_Stored entries_
►

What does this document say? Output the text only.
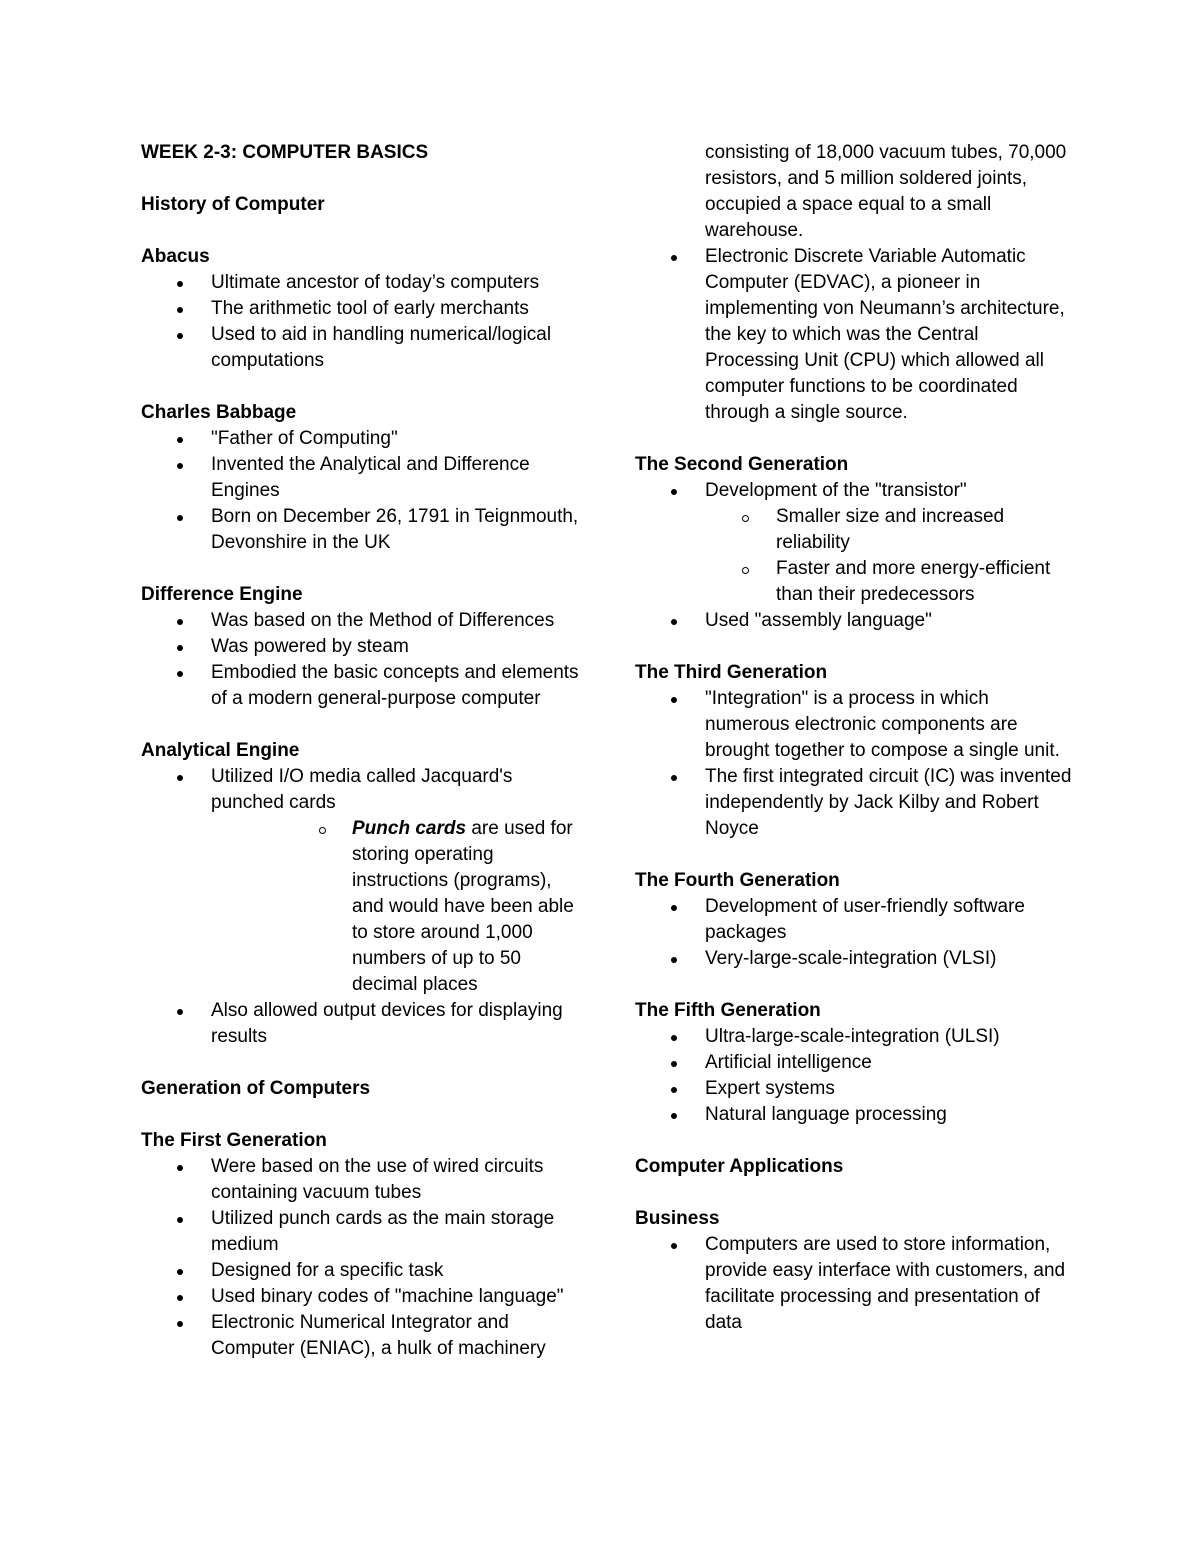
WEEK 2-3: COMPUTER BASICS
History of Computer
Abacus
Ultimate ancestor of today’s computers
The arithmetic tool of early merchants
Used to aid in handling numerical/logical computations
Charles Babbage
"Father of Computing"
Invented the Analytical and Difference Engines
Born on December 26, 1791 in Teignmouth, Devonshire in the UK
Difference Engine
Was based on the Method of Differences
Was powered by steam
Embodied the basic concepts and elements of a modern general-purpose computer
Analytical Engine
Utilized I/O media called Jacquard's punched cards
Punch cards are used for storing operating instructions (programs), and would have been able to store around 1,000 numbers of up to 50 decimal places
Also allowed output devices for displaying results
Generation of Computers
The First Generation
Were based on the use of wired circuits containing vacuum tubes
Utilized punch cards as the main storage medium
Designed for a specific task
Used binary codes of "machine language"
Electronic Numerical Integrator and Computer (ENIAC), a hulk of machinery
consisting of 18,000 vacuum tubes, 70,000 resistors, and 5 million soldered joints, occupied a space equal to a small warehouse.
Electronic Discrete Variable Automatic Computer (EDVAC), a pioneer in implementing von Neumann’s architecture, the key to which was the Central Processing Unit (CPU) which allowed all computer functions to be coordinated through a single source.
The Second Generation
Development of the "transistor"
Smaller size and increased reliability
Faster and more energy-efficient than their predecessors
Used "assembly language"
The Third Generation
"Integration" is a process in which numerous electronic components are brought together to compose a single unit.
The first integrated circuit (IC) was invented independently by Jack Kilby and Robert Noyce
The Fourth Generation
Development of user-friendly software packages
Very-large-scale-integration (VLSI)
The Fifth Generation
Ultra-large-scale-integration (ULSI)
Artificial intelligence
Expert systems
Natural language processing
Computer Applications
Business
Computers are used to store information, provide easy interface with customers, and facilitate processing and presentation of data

◄

_EXERCISE BRIEF_
Output the lines above in full and exactly as given, omitting any pictures.

_TASK SOLUTION_
What does this document say? Output the text only.
WEEK 2-3: COMPUTER BASICS
History of Computer
Abacus
Ultimate ancestor of today’s computers
The arithmetic tool of early merchants
Used to aid in handling numerical/logical computations
Charles Babbage
"Father of Computing"
Invented the Analytical and Difference Engines
Born on December 26, 1791 in Teignmouth, Devonshire in the UK
Difference Engine
Was based on the Method of Differences
Was powered by steam
Embodied the basic concepts and elements of a modern general-purpose computer
Analytical Engine
Utilized I/O media called Jacquard's punched cards
Punch cards are used for storing operating instructions (programs), and would have been able to store around 1,000 numbers of up to 50 decimal places
Also allowed output devices for displaying results
Generation of Computers
The First Generation
Were based on the use of wired circuits containing vacuum tubes
Utilized punch cards as the main storage medium
Designed for a specific task
Used binary codes of "machine language"
Electronic Numerical Integrator and Computer (ENIAC), a hulk of machinery
consisting of 18,000 vacuum tubes, 70,000 resistors, and 5 million soldered joints, occupied a space equal to a small warehouse.
Electronic Discrete Variable Automatic Computer (EDVAC), a pioneer in implementing von Neumann’s architecture, the key to which was the Central Processing Unit (CPU) which allowed all computer functions to be coordinated through a single source.
The Second Generation
Development of the "transistor"
Smaller size and increased reliability
Faster and more energy-efficient than their predecessors
Used "assembly language"
The Third Generation
"Integration" is a process in which numerous electronic components are brought together to compose a single unit.
The first integrated circuit (IC) was invented independently by Jack Kilby and Robert Noyce
The Fourth Generation
Development of user-friendly software packages
Very-large-scale-integration (VLSI)
The Fifth Generation
Ultra-large-scale-integration (ULSI)
Artificial intelligence
Expert systems
Natural language processing
Computer Applications
Business
Computers are used to store information, provide easy interface with customers, and facilitate processing and presentation of data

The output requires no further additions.